Reproduce every entry exactly, without alteration.

Lines of data
::::::::::
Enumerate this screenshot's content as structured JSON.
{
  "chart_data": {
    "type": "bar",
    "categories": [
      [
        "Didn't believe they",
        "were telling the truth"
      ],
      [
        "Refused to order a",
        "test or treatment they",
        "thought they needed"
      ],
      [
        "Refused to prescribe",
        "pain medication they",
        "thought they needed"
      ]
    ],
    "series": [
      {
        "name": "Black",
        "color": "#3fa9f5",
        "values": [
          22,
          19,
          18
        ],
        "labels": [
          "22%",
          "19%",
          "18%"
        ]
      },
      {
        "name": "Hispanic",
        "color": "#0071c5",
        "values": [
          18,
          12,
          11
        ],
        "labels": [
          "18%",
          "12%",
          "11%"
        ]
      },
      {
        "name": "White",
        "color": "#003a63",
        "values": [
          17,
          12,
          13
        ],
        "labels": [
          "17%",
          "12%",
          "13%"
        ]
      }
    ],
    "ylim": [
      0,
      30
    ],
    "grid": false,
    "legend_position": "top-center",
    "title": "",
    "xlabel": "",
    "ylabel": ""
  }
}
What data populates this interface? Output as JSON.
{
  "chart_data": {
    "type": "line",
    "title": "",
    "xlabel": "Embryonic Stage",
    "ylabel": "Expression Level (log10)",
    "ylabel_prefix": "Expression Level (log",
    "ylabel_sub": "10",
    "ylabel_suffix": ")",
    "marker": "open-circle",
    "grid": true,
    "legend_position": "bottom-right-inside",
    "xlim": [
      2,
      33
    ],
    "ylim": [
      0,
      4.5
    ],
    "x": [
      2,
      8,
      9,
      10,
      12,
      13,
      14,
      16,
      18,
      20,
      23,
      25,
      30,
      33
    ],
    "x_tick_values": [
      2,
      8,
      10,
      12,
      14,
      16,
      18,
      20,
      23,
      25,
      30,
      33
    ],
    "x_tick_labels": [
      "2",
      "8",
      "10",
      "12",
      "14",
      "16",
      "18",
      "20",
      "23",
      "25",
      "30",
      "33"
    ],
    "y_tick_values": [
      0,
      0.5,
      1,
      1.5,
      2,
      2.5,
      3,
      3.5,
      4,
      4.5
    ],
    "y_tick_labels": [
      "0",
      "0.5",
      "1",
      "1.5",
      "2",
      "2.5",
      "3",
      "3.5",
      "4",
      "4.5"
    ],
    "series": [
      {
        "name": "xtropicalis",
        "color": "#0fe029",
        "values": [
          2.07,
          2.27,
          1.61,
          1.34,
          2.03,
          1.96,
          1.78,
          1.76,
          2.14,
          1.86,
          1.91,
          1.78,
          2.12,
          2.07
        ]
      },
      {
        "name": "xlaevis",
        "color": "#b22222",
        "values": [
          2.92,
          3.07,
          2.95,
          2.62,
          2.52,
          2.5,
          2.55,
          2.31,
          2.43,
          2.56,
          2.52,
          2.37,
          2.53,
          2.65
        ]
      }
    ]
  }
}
::::::::::
THE ANSWER>
Enumerate this screenshot's content as structured JSON.
{
  "chart_data": {
    "type": "bar",
    "categories": [
      [
        "Didn't believe they",
        "were telling the truth"
      ],
      [
        "Refused to order a",
        "test or treatment they",
        "thought they needed"
      ],
      [
        "Refused to prescribe",
        "pain medication they",
        "thought they needed"
      ]
    ],
    "series": [
      {
        "name": "Black",
        "color": "#3fa9f5",
        "values": [
          22,
          19,
          18
        ],
        "labels": [
          "22%",
          "19%",
          "18%"
        ]
      },
      {
        "name": "Hispanic",
        "color": "#0071c5",
        "values": [
          18,
          12,
          11
        ],
        "labels": [
          "18%",
          "12%",
          "11%"
        ]
      },
      {
        "name": "White",
        "color": "#003a63",
        "values": [
          17,
          12,
          13
        ],
        "labels": [
          "17%",
          "12%",
          "13%"
        ]
      }
    ],
    "ylim": [
      0,
      30
    ],
    "grid": false,
    "legend_position": "top-center",
    "title": "",
    "xlabel": "",
    "ylabel": ""
  }
}
What data populates this interface? Output as JSON.
{
  "chart_data": {
    "type": "line",
    "title": "",
    "xlabel": "Embryonic Stage",
    "ylabel": "Expression Level (log10)",
    "ylabel_prefix": "Expression Level (log",
    "ylabel_sub": "10",
    "ylabel_suffix": ")",
    "marker": "open-circle",
    "grid": true,
    "legend_position": "bottom-right-inside",
    "xlim": [
      2,
      33
    ],
    "ylim": [
      0,
      4.5
    ],
    "x": [
      2,
      8,
      9,
      10,
      12,
      13,
      14,
      16,
      18,
      20,
      23,
      25,
      30,
      33
    ],
    "x_tick_values": [
      2,
      8,
      10,
      12,
      14,
      16,
      18,
      20,
      23,
      25,
      30,
      33
    ],
    "x_tick_labels": [
      "2",
      "8",
      "10",
      "12",
      "14",
      "16",
      "18",
      "20",
      "23",
      "25",
      "30",
      "33"
    ],
    "y_tick_values": [
      0,
      0.5,
      1,
      1.5,
      2,
      2.5,
      3,
      3.5,
      4,
      4.5
    ],
    "y_tick_labels": [
      "0",
      "0.5",
      "1",
      "1.5",
      "2",
      "2.5",
      "3",
      "3.5",
      "4",
      "4.5"
    ],
    "series": [
      {
        "name": "xtropicalis",
        "color": "#0fe029",
        "values": [
          2.07,
          2.27,
          1.61,
          1.34,
          2.03,
          1.96,
          1.78,
          1.76,
          2.14,
          1.86,
          1.91,
          1.78,
          2.12,
          2.07
        ]
      },
      {
        "name": "xlaevis",
        "color": "#b22222",
        "values": [
          2.92,
          3.07,
          2.95,
          2.62,
          2.52,
          2.5,
          2.55,
          2.31,
          2.43,
          2.56,
          2.52,
          2.37,
          2.53,
          2.65
        ]
      }
    ]
  }
}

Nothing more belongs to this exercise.